**** Passage given ****

Lamella domes in the United States

L. Bass
Assistant Professor, Architectural Engineering, Oklahoma State University, Stillwater, Oklahoma
Chief Engineer, Roof Structures Inc., St. Louis, Missouri
Principal, Orr, Bass & Assoc., Stillwater, Oklahoma

excerpt from Space Structures, Davies, R.M., ed. New York: John Wiley & Sons, 1967.

Many examples of statically determinate pin jointed framed domes have appeared in the United States recently. Analysis methods vary and include model testing techniques, pierced membrane analogies and space truss solutions. Of the three methods, model tests are likely to be the most accurate. Some of the pin jointed domes, which will be called Type I, are not framed with rotational symmetry and all are subject to unsymmetrical loadings...

Some variations in pin jointed dome patterns are shown in figures 1a to 1d. The frames shown in 1a and 1b are of Type I in its most commonly built form. The largest Type I dome to date is approximately 240 ft. in diameter.

Figure I. (a) to (d) Variations in lamella frames.
a- top left
b- top right
c- bottom left
d- bottom right
Figures 2,3 and 4 depict timber Lamella domes which are combinations of the Type I shown in figures 1a and 1b...

Figure 2. Gymnasium, St. Joseph, Missouri.

Figure 3. Church, Ft. Lauderdale, Florida.

Figure 4. Auditorium, Frederick, Oklahoma.

Figures 5 to 8 depict two steel domes similar to the type shown in figure 1b. Figures 5 to 7 are illustrations of the Harris County Sports Stadium located in Houston, Texas. The architects for this structure were Lloyd & Morgan - Wilson, Morris, Crane & Anderson, and the consulting engineers for the dome structure were Roof Structures Inc., St. Louis, Missouri, with whom the author is associated.

Figure 5. Sports stadium, Houston, Texas.

Figure 6. Sports stadium, Houston, Texas.

Figure 7. Sports stadium, Houston, Texas.

Figure 8 is a 270 ft. diameter steel Lamella, Type II frame, located in Green Bay, Wisconsin.

Figure 8. Auditorium, Green Bay, Wisconsin.

**** Records provided ****

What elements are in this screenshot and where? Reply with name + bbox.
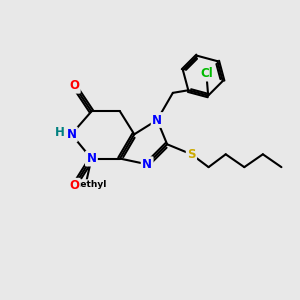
Text: Cl: Cl [200,67,213,80]
Text: S: S [187,148,196,161]
Text: O: O [69,79,79,92]
Text: H: H [55,126,64,140]
Text: N: N [86,152,96,165]
Text: N: N [142,158,152,171]
Text: methyl: methyl [71,180,106,189]
Text: N: N [152,113,162,127]
Text: N: N [66,128,76,141]
Text: O: O [69,179,79,192]
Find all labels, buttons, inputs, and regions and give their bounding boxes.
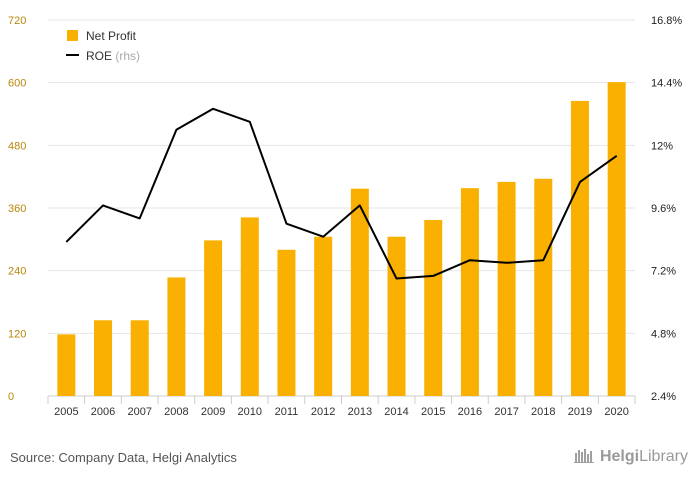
- brand-logo[interactable]: HelgiLibrary: [573, 447, 688, 466]
- line-roe: [65, 107, 618, 280]
- legend-label-net-profit: Net Profit: [86, 29, 137, 43]
- bar-net-profit: [57, 334, 76, 396]
- bar-net-profit: [534, 178, 553, 396]
- x-tick-label: 2017: [494, 406, 518, 418]
- x-tick-label: 2011: [275, 406, 299, 418]
- bar-net-profit: [130, 320, 149, 396]
- x-tick-label: 2020: [604, 406, 628, 418]
- y-left-tick-label: 240: [8, 266, 26, 278]
- y-right-tick-label: 4.8%: [651, 328, 676, 340]
- bar-net-profit: [350, 188, 369, 396]
- bar-net-profit: [204, 240, 223, 396]
- bar-net-profit: [497, 181, 516, 396]
- library-icon: [573, 449, 594, 463]
- bar-net-profit: [277, 249, 296, 396]
- legend-label-roe: ROE (rhs): [86, 49, 140, 63]
- x-tick-label: 2007: [127, 406, 151, 418]
- x-tick-label: 2016: [458, 406, 482, 418]
- bar-net-profit: [314, 236, 333, 396]
- bar-net-profit: [607, 82, 626, 397]
- y-left-tick-label: 600: [8, 78, 26, 90]
- bar-net-profit: [570, 100, 589, 396]
- x-tick-label: 2019: [568, 406, 592, 418]
- y-right-tick-label: 7.2%: [651, 266, 676, 278]
- x-tick-label: 2006: [91, 406, 115, 418]
- bar-net-profit: [387, 236, 406, 396]
- x-tick-label: 2009: [201, 406, 225, 418]
- brand-name-light: Library: [639, 448, 688, 465]
- legend-label-roe-suffix: (rhs): [115, 49, 140, 63]
- source-note: Source: Company Data, Helgi Analytics: [10, 450, 237, 465]
- y-right-tick-label: 16.8%: [651, 15, 682, 27]
- x-tick-label: 2014: [384, 406, 408, 418]
- y-left-tick-label: 720: [8, 15, 26, 27]
- x-tick-label: 2010: [238, 406, 262, 418]
- bar-net-profit: [167, 277, 186, 396]
- y-right-tick-label: 12%: [651, 140, 673, 152]
- brand-name-bold: Helgi: [599, 448, 640, 465]
- x-tick-label: 2005: [54, 406, 78, 418]
- y-left-tick-label: 120: [8, 328, 26, 340]
- x-tick-label: 2018: [531, 406, 555, 418]
- x-tick-label: 2012: [311, 406, 335, 418]
- bar-net-profit: [424, 220, 443, 396]
- bar-net-profit: [240, 217, 259, 396]
- bar-net-profit: [94, 320, 113, 396]
- y-left-tick-label: 480: [8, 140, 26, 152]
- bar-net-profit: [460, 188, 479, 396]
- legend-swatch-net-profit: [67, 30, 78, 41]
- y-right-tick-label: 2.4%: [651, 391, 676, 403]
- y-right-tick-label: 9.6%: [651, 203, 676, 215]
- y-right-tick-label: 14.4%: [651, 78, 682, 90]
- chart-svg: 0 2.4% 120 4.8% 240 7.2% 360 9.6% 480 12% 600 14.4%…: [8, 15, 682, 418]
- y-left-tick-label: 360: [8, 203, 26, 215]
- x-tick-label: 2008: [164, 406, 188, 418]
- y-left-tick-label: 0: [8, 391, 14, 403]
- x-tick-label: 2015: [421, 406, 445, 418]
- x-tick-label: 2013: [348, 406, 372, 418]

****

> **Directions**:
1: Repeat the part of the lamella domes text starting at "Figure I. (a)" and ending at "Ft. Lauderdale, Florida.".
2: Go on with the text about lamella domes in the United States, picking up after its last sentence.
The material has no connection to the text on lamella domes.

> **Outputs**:
1:
Figure I. (a) to (d) Variations in lamella frames.
a- top left
b- top right
c- bottom left
d- bottom right
Figures 2,3 and 4 depict timber Lamella domes which are combinations of the Type I shown in figures 1a and 1b...

Figure 2. Gymnasium, St. Joseph, Missouri.

Figure 3. Church, Ft. Lauderdale, Florida.

2:
The roof deck for these domes is non-structural, but the sub purlin arrangement furnishes secondary bracing for the dome framing. Both installations are supported on columns pinned radially and fixed tangentially at the outer ring. In the Houston dome, temperature variations displaced the sunward columns by as much as 2 inches radially at their tops in an effective length of 6 ft. 0 in. This action presented some problems in the plumbing of the columns during erection. Thiry-seven temporary erection towers were used for scaffolding, and the longer Lamella units were required to be in excess of 120 ft in length in order to span between scaffold towers. Special cranes with boom length up to 275 ft. were used to lift units up to the 210 ft clear center height. The weight of the roof structure including the outer (tension) ring was slightly less than 16 lbs/sq.ft.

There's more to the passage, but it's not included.